* _EXERCISE_: Return every line of the records below verbatim, with no pictures in the copy.

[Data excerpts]
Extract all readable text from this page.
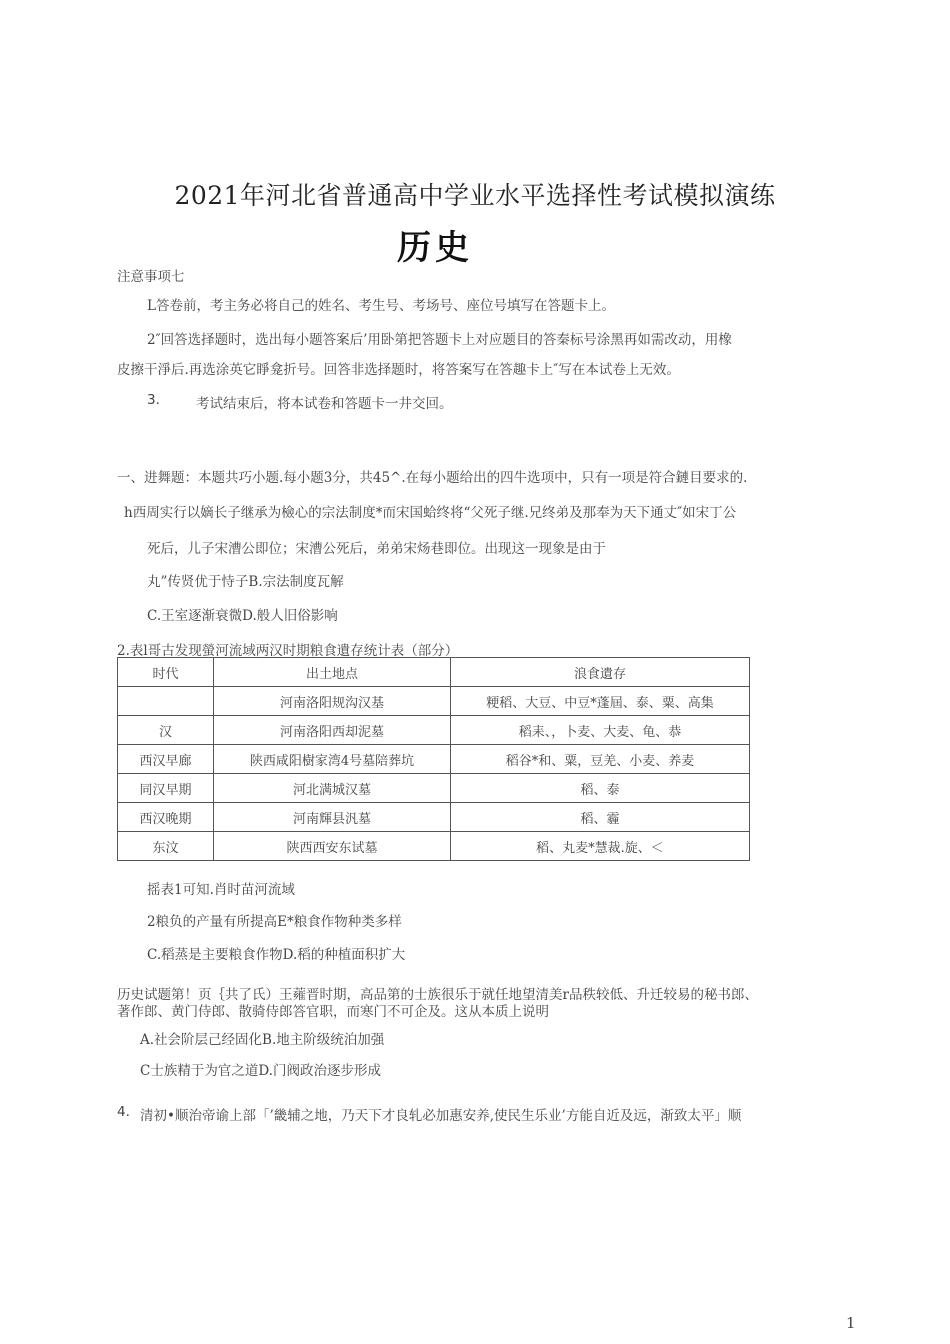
2021年河北省普通高中学业水平选择性考试模拟演练
历史
注意事项七
L答卷前，考主务必将自己的姓名、考生号、考场号、座位号填写在答题卡上。
2″回答选择题时，选出每小题答案后’用卧第把答题卡上对应题目的答秦标号涂黑再如需改动，用橡
皮擦干淨后.再选涂英它睜龛折号。回答非选择题时，将答案写在答趣卡上″写在本试卷上无效。
3.	考试结束后，将本试卷和答题卡一井交回。
一、进舞题：本题共巧小题.每小题3分，共45^.在每小题给出的四牛选项中，只有一项是符合鏈目要求的.
h西周实行以嫡长子继承为檢心的宗法制度*而宋国蛤终将“父死子继.兄终弟及那奉为天下通丈″如宋丁公
死后，儿子宋漕公即位；宋漕公死后，弟弟宋炀巷即位。出现这一现象是由于
丸”传贤优于恃子B.宗法制度瓦解
C.王室逐渐衰微D.般人旧俗影响
2.表l哥古发现螢河流域两汉时期粮食遺存统计表（部分）
时代	出土地点	浪食遺存
	河南洛阳规沟汉基	粳稻、大豆、中豆*蓬屆、泰、粟、高集
汉	河南洛阳西却泥墓	稻耒、，卜麦、大麦、龟、恭
西汉早廊	陕西咸阳樹家湾4号墓陪葬坑	稻谷*和、粟，豆羌、小麦、养麦
同汉早期	河北满城汉墓	稻、泰
西汉晚期	河南輝县汎墓	稻、霾
东汶	陕西西安东试墓	稻、丸麦*慧裁.旋、＜
摇表1可知.肖时苗河流域
2粮负的产量有所提高E*粮食作物种类多样
C.稻蒸是主要粮食作物D.稻的种植面积扩大
历史试题第！页｛共了氏）王蕹晋时期，高品第的士族很乐于就任地望清美r品秩较低、升迁较易的秘书郎、
著作郎、黄门侍郎、散骑侍郎答官职，而寒门不可企及。这从本质上说明
A.社会阶层己经固化B.地主阶级统泊加强
C士族精于为官之道D.门阀政治逐步形成
4. 清初•顺治帝谕上部「’畿辅之地，乃天下才良轧必加惠安养,使民生乐业’方能自近及远，渐致太平」顺
1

* _TASK RESPONSE_:
Extract all readable text from this page.
2021年河北省普通高中学业水平选择性考试模拟演练
历史
注意事项七
L答卷前，考主务必将自己的姓名、考生号、考场号、座位号填写在答题卡上。
2″回答选择题时，选出每小题答案后’用卧第把答题卡上对应题目的答秦标号涂黑再如需改动，用橡
皮擦干淨后.再选涂英它睜龛折号。回答非选择题时，将答案写在答趣卡上″写在本试卷上无效。
3.	考试结束后，将本试卷和答题卡一井交回。
一、进舞题：本题共巧小题.每小题3分，共45^.在每小题给出的四牛选项中，只有一项是符合鏈目要求的.
h西周实行以嫡长子继承为檢心的宗法制度*而宋国蛤终将“父死子继.兄终弟及那奉为天下通丈″如宋丁公
死后，儿子宋漕公即位；宋漕公死后，弟弟宋炀巷即位。出现这一现象是由于
丸”传贤优于恃子B.宗法制度瓦解
C.王室逐渐衰微D.般人旧俗影响
2.表l哥古发现螢河流域两汉时期粮食遺存统计表（部分）
时代	出土地点	浪食遺存
	河南洛阳规沟汉基	粳稻、大豆、中豆*蓬屆、泰、粟、高集
汉	河南洛阳西却泥墓	稻耒、，卜麦、大麦、龟、恭
西汉早廊	陕西咸阳樹家湾4号墓陪葬坑	稻谷*和、粟，豆羌、小麦、养麦
同汉早期	河北满城汉墓	稻、泰
西汉晚期	河南輝县汎墓	稻、霾
东汶	陕西西安东试墓	稻、丸麦*慧裁.旋、＜
摇表1可知.肖时苗河流域
2粮负的产量有所提高E*粮食作物种类多样
C.稻蒸是主要粮食作物D.稻的种植面积扩大
历史试题第！页｛共了氏）王蕹晋时期，高品第的士族很乐于就任地望清美r品秩较低、升迁较易的秘书郎、
著作郎、黄门侍郎、散骑侍郎答官职，而寒门不可企及。这从本质上说明
A.社会阶层己经固化B.地主阶级统泊加强
C士族精于为官之道D.门阀政治逐步形成
4. 清初•顺治帝谕上部「’畿辅之地，乃天下才良轧必加惠安养,使民生乐业’方能自近及远，渐致太平」顺
1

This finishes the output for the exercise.